Reproduce the entries exactly.

····················

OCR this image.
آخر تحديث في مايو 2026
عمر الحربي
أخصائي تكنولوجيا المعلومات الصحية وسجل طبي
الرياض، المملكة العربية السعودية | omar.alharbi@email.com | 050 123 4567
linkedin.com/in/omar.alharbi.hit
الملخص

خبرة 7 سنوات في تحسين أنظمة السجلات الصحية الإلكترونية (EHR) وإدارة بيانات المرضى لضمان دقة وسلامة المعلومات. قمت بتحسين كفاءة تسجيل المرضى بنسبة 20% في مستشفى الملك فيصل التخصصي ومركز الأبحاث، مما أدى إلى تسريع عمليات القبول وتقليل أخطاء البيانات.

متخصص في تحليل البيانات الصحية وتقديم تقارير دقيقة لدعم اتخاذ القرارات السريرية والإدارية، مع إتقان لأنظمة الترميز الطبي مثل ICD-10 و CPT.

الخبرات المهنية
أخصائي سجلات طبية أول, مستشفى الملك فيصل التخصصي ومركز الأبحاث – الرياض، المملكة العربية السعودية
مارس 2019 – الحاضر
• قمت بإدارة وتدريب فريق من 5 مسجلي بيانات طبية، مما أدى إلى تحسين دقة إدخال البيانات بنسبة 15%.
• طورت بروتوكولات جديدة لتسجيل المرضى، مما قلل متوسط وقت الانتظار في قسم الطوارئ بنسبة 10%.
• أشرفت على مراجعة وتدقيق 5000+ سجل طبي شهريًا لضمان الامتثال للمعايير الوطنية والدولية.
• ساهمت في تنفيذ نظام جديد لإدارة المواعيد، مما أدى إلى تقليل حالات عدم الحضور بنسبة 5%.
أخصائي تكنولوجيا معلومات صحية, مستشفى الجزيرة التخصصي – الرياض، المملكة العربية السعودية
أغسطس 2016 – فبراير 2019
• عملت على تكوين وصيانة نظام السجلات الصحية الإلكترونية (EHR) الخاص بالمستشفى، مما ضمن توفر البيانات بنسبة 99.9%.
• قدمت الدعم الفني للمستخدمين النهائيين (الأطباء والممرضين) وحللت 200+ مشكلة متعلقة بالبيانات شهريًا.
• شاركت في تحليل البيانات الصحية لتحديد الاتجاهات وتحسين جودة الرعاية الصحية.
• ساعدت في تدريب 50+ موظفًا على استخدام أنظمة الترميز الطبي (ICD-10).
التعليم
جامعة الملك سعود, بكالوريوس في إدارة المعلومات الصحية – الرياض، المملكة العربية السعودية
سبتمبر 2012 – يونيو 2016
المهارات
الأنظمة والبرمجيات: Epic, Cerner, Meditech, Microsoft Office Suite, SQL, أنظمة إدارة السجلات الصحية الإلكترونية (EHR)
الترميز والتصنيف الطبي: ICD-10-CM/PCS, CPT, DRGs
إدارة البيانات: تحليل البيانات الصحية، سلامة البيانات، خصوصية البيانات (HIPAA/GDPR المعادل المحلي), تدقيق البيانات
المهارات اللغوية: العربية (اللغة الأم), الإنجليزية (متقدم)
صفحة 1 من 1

····················

*Problem solution*
OCR this image.
آخر تحديث في مايو 2026
عمر الحربي
أخصائي تكنولوجيا المعلومات الصحية وسجل طبي
الرياض، المملكة العربية السعودية | omar.alharbi@email.com | 050 123 4567
linkedin.com/in/omar.alharbi.hit
الملخص

خبرة 7 سنوات في تحسين أنظمة السجلات الصحية الإلكترونية (EHR) وإدارة بيانات المرضى لضمان دقة وسلامة المعلومات. قمت بتحسين كفاءة تسجيل المرضى بنسبة 20% في مستشفى الملك فيصل التخصصي ومركز الأبحاث، مما أدى إلى تسريع عمليات القبول وتقليل أخطاء البيانات.

متخصص في تحليل البيانات الصحية وتقديم تقارير دقيقة لدعم اتخاذ القرارات السريرية والإدارية، مع إتقان لأنظمة الترميز الطبي مثل ICD-10 و CPT.

الخبرات المهنية
أخصائي سجلات طبية أول, مستشفى الملك فيصل التخصصي ومركز الأبحاث – الرياض، المملكة العربية السعودية
مارس 2019 – الحاضر
• قمت بإدارة وتدريب فريق من 5 مسجلي بيانات طبية، مما أدى إلى تحسين دقة إدخال البيانات بنسبة 15%.
• طورت بروتوكولات جديدة لتسجيل المرضى، مما قلل متوسط وقت الانتظار في قسم الطوارئ بنسبة 10%.
• أشرفت على مراجعة وتدقيق 5000+ سجل طبي شهريًا لضمان الامتثال للمعايير الوطنية والدولية.
• ساهمت في تنفيذ نظام جديد لإدارة المواعيد، مما أدى إلى تقليل حالات عدم الحضور بنسبة 5%.
أخصائي تكنولوجيا معلومات صحية, مستشفى الجزيرة التخصصي – الرياض، المملكة العربية السعودية
أغسطس 2016 – فبراير 2019
• عملت على تكوين وصيانة نظام السجلات الصحية الإلكترونية (EHR) الخاص بالمستشفى، مما ضمن توفر البيانات بنسبة 99.9%.
• قدمت الدعم الفني للمستخدمين النهائيين (الأطباء والممرضين) وحللت 200+ مشكلة متعلقة بالبيانات شهريًا.
• شاركت في تحليل البيانات الصحية لتحديد الاتجاهات وتحسين جودة الرعاية الصحية.
• ساعدت في تدريب 50+ موظفًا على استخدام أنظمة الترميز الطبي (ICD-10).
التعليم
جامعة الملك سعود, بكالوريوس في إدارة المعلومات الصحية – الرياض، المملكة العربية السعودية
سبتمبر 2012 – يونيو 2016
المهارات
الأنظمة والبرمجيات: Epic, Cerner, Meditech, Microsoft Office Suite, SQL, أنظمة إدارة السجلات الصحية الإلكترونية (EHR)
الترميز والتصنيف الطبي: ICD-10-CM/PCS, CPT, DRGs
إدارة البيانات: تحليل البيانات الصحية، سلامة البيانات، خصوصية البيانات (HIPAA/GDPR المعادل المحلي), تدقيق البيانات
المهارات اللغوية: العربية (اللغة الأم), الإنجليزية (متقدم)
صفحة 1 من 1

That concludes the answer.